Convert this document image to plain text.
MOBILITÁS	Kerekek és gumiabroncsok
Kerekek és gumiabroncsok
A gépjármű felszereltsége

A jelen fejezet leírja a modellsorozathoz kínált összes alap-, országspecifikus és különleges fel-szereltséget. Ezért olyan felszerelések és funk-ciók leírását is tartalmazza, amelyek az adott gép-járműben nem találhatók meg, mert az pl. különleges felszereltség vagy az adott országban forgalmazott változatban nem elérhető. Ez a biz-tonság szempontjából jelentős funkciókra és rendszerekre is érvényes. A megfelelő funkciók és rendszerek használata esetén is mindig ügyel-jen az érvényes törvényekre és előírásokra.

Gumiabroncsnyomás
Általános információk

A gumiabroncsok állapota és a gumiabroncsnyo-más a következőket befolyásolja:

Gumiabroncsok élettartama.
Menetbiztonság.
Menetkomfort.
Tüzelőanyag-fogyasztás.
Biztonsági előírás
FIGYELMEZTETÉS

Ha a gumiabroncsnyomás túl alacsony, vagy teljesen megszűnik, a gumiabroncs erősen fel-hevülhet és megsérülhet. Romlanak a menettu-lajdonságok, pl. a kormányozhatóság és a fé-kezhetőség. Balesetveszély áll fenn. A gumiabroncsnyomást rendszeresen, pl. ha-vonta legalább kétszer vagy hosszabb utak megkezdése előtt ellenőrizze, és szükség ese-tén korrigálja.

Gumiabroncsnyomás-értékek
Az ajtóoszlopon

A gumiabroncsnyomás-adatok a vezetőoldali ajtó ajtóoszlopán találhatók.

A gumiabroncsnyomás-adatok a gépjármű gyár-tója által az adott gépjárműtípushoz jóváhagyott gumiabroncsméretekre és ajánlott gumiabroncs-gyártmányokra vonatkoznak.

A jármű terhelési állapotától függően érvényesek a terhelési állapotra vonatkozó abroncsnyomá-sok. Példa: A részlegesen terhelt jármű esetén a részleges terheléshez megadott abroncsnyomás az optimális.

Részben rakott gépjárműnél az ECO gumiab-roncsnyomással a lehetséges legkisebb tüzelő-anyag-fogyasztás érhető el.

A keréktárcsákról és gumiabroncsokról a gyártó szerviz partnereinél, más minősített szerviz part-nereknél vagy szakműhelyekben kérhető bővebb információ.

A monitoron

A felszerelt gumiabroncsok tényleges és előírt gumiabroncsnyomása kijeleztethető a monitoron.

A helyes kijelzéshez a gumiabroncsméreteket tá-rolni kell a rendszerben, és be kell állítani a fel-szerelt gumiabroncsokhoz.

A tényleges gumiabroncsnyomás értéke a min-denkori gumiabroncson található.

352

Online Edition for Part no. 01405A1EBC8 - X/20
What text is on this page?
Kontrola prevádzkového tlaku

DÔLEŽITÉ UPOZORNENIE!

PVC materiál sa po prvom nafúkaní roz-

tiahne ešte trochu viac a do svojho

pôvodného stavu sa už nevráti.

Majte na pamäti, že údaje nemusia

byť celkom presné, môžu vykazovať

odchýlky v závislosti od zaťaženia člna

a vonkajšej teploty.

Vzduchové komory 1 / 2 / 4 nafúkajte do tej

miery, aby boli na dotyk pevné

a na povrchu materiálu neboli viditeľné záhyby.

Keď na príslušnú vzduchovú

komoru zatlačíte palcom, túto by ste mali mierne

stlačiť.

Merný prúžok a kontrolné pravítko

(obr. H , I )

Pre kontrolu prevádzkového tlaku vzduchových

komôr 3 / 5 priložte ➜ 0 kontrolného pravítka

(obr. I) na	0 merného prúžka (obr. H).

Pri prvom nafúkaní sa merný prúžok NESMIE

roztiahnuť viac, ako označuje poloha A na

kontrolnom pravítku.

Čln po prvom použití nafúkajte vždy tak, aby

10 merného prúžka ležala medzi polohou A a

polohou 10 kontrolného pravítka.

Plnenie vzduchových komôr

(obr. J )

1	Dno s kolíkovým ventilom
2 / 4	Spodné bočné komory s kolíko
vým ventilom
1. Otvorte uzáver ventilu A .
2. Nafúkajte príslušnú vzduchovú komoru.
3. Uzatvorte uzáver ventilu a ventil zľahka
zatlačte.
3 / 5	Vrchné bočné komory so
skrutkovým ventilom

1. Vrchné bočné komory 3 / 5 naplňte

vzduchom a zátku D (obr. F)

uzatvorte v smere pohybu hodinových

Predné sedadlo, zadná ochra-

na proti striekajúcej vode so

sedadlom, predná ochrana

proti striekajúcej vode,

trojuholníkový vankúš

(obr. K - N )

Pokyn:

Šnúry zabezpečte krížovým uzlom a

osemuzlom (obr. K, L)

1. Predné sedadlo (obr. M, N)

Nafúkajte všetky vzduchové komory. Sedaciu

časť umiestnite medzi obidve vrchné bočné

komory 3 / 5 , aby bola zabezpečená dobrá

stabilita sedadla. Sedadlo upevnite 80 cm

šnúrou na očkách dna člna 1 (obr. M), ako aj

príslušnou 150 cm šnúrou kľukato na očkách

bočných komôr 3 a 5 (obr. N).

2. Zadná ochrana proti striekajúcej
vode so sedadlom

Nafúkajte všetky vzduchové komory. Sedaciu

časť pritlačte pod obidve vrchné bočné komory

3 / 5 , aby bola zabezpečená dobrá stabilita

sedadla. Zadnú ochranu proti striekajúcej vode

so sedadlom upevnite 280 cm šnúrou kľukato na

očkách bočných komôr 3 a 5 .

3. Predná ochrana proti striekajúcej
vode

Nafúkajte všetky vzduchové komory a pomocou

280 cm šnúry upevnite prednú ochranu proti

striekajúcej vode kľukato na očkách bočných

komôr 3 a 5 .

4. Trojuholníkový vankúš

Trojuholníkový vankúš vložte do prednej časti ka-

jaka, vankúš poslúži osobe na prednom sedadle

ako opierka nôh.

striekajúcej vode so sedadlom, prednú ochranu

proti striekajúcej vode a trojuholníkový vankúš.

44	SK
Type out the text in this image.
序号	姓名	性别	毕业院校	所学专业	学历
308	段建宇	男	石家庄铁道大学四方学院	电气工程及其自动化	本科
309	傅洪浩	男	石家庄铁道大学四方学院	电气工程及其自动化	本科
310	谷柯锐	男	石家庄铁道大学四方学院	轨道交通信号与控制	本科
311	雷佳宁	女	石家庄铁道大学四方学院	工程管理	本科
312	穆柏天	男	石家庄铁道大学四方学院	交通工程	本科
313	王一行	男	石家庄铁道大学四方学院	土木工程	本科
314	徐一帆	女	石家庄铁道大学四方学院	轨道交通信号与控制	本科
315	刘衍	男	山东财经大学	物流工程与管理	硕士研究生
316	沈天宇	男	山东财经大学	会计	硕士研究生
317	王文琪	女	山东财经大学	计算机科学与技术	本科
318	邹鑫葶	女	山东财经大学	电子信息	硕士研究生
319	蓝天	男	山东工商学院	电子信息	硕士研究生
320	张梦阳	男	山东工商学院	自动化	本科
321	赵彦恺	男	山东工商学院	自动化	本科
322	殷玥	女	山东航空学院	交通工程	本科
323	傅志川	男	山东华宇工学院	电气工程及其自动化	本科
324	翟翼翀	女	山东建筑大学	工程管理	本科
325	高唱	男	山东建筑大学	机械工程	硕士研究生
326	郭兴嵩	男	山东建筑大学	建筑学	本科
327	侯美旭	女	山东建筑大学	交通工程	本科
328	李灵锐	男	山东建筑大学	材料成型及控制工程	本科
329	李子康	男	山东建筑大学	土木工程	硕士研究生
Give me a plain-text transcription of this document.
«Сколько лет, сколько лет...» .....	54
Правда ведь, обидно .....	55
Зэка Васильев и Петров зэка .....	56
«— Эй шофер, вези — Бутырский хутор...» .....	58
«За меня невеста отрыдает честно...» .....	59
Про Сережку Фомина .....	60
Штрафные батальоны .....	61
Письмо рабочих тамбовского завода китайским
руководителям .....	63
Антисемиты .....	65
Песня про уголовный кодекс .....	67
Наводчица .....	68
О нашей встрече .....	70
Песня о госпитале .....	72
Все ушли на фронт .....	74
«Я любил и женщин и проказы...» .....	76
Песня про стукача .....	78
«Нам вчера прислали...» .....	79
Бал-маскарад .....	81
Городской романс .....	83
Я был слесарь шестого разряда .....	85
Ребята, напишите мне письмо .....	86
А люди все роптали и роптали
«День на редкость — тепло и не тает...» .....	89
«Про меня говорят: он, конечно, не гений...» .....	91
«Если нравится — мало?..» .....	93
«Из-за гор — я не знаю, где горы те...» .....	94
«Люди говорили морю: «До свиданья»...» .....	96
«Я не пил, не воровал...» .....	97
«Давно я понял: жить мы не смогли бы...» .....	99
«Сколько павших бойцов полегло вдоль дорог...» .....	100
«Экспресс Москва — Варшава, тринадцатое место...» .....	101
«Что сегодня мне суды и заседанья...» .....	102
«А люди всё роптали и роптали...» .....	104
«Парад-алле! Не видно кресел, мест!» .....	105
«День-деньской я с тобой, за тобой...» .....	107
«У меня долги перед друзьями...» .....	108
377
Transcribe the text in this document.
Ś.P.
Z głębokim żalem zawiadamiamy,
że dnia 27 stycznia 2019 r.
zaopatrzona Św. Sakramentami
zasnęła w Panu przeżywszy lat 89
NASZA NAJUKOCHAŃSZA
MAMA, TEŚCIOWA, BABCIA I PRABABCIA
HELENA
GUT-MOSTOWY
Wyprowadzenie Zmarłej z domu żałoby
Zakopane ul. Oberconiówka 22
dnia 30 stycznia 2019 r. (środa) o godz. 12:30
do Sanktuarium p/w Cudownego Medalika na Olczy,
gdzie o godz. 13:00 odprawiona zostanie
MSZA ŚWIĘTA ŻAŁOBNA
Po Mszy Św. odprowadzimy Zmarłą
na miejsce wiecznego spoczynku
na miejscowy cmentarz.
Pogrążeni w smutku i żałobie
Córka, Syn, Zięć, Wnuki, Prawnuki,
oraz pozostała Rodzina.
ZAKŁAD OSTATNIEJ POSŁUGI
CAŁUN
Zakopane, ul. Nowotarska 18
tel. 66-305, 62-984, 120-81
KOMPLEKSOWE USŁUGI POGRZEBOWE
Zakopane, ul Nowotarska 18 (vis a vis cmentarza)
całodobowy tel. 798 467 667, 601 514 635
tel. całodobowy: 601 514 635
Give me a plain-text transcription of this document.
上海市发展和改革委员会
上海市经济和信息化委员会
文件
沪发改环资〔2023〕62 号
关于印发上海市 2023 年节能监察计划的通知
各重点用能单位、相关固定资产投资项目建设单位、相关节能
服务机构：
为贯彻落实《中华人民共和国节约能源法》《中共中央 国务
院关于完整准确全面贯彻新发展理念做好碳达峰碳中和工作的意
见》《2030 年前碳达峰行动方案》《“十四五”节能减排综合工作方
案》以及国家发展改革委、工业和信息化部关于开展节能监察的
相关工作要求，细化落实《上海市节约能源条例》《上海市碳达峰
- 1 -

_The problem_:
Looking at the records above, work out how many lines include the string "obidve". Give the number and nothing else.

_Response to the task_:
2